*Exercise prompt*:
Select and reproduce each line of the listing below that bears the string "provide".
----- Entries
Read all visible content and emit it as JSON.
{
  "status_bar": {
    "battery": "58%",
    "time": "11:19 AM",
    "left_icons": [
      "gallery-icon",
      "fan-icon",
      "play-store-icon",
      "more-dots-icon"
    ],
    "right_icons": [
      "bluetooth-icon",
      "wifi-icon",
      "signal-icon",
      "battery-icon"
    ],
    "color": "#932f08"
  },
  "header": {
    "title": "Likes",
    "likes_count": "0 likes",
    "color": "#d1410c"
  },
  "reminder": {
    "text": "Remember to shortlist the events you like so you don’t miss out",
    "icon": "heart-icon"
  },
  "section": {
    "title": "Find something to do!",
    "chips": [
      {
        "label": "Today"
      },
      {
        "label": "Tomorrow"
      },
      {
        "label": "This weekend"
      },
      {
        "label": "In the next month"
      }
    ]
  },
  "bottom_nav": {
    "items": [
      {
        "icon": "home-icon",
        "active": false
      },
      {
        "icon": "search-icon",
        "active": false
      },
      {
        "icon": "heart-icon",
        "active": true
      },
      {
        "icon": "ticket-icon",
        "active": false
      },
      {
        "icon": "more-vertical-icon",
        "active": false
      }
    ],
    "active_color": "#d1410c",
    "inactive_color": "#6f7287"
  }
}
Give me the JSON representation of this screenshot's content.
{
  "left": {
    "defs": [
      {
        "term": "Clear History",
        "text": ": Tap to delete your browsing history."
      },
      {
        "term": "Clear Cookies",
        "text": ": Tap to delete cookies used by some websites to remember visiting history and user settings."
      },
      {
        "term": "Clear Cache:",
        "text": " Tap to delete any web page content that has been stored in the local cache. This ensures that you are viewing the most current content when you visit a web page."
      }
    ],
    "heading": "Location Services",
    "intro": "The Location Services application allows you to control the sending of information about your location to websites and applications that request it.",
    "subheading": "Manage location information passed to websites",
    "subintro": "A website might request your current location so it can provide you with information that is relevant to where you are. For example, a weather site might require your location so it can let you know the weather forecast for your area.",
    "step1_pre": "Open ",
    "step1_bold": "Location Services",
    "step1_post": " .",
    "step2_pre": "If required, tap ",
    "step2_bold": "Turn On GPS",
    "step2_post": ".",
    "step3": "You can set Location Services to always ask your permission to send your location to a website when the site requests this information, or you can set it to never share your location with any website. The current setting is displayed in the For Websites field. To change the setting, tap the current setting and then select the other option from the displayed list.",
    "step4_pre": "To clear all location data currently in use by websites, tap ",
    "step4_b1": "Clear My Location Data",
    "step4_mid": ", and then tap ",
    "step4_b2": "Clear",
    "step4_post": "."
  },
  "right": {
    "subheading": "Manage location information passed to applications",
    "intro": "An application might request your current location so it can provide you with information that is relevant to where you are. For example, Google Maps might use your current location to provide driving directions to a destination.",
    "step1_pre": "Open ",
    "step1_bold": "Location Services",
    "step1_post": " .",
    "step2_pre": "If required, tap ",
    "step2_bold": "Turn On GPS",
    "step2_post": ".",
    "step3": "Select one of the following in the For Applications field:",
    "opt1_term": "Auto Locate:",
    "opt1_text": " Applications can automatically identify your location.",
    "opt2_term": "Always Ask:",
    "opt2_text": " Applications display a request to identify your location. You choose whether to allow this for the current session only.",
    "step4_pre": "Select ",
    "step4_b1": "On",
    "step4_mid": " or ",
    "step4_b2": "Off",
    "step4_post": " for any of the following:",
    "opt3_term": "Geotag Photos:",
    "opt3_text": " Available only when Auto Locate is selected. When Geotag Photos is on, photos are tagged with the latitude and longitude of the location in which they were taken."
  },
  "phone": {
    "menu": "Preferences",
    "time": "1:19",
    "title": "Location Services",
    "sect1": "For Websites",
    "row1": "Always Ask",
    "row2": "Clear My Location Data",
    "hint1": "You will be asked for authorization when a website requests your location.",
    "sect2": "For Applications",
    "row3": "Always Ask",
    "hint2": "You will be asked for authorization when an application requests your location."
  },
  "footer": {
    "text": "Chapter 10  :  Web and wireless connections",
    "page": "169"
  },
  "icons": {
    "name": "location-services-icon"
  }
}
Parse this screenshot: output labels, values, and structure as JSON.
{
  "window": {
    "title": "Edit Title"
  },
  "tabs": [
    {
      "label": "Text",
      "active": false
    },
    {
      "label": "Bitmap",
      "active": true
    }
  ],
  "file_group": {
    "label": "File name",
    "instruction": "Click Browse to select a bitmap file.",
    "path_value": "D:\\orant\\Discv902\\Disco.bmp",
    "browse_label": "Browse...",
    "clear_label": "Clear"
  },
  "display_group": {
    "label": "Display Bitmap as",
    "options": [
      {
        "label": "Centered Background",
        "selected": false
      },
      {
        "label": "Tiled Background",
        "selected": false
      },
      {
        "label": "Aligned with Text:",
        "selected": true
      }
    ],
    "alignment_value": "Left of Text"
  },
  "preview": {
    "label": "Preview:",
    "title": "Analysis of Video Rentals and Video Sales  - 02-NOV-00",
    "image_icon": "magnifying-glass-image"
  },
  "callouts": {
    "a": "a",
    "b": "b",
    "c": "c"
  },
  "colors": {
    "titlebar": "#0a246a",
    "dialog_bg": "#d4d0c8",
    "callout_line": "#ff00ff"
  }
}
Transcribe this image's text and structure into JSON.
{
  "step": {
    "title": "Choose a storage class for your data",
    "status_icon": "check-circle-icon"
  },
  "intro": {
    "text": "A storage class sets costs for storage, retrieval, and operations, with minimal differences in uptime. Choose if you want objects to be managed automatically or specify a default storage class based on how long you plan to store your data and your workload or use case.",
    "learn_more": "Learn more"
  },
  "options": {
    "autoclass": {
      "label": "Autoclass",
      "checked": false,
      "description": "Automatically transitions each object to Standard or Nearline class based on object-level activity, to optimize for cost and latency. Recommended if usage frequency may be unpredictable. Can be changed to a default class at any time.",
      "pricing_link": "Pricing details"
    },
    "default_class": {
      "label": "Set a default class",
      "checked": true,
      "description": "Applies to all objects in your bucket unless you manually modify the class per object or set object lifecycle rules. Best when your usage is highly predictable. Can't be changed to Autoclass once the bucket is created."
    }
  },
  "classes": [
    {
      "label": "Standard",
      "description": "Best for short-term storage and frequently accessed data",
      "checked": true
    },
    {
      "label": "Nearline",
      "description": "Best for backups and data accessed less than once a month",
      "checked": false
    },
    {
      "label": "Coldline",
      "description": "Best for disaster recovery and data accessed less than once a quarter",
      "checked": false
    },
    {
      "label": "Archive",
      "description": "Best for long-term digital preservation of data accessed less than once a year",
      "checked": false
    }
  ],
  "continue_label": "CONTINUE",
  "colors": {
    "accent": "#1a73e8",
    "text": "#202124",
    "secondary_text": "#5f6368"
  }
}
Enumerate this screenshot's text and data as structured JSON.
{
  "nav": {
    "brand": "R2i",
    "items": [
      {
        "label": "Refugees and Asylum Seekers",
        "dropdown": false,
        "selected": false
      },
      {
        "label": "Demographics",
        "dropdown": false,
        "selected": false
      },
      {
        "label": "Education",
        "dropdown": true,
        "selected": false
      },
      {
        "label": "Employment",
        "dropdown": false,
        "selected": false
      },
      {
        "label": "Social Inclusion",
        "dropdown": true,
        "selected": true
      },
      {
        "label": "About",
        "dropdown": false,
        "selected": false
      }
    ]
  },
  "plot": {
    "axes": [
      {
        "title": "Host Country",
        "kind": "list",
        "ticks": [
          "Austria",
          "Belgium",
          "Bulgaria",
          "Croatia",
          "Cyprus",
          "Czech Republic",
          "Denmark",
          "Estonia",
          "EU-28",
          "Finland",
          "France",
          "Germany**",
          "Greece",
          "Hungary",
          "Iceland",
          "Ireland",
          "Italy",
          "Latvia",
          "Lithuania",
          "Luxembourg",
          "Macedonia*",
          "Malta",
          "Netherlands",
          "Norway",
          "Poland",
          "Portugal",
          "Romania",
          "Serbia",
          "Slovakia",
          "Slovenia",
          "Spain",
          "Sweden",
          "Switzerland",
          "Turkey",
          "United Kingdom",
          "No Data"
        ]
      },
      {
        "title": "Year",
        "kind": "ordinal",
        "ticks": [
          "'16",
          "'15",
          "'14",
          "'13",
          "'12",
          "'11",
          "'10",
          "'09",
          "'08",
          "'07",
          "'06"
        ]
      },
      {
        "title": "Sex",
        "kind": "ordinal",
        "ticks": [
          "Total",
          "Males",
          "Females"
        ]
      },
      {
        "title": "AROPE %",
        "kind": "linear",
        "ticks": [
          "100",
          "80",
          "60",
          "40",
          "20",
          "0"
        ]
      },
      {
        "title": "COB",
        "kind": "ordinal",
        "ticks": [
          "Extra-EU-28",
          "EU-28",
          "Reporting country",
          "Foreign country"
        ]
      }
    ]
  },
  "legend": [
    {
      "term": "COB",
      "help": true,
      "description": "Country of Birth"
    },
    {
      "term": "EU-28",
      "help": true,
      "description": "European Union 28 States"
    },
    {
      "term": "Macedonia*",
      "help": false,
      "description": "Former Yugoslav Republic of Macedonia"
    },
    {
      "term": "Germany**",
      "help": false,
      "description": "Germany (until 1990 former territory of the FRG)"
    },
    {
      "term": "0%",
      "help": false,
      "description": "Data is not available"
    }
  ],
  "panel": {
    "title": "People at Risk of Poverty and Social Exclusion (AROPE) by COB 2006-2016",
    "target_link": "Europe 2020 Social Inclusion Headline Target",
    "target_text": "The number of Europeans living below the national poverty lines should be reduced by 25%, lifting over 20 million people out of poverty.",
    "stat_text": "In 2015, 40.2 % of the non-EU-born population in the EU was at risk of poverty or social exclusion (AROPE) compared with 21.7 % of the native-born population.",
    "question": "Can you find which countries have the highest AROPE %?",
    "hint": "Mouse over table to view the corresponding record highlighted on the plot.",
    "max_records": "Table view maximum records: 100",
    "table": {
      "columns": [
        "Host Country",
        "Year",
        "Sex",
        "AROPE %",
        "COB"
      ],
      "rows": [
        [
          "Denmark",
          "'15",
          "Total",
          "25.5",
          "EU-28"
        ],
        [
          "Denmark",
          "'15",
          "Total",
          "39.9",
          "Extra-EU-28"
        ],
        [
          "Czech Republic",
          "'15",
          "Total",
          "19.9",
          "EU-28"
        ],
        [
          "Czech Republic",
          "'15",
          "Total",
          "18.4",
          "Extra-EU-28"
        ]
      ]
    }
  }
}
----------
*Solution to this exercise*:
    "subintro": "A website might request your current location so it can provide you with information that is relevant to where you are. For example, a weather site might require your location so it can let you know the weather forecast for your area.",
    "intro": "An application might request your current location so it can provide you with information that is relevant to where you are. For example, Google Maps might use your current location to provide driving directions to a destination.",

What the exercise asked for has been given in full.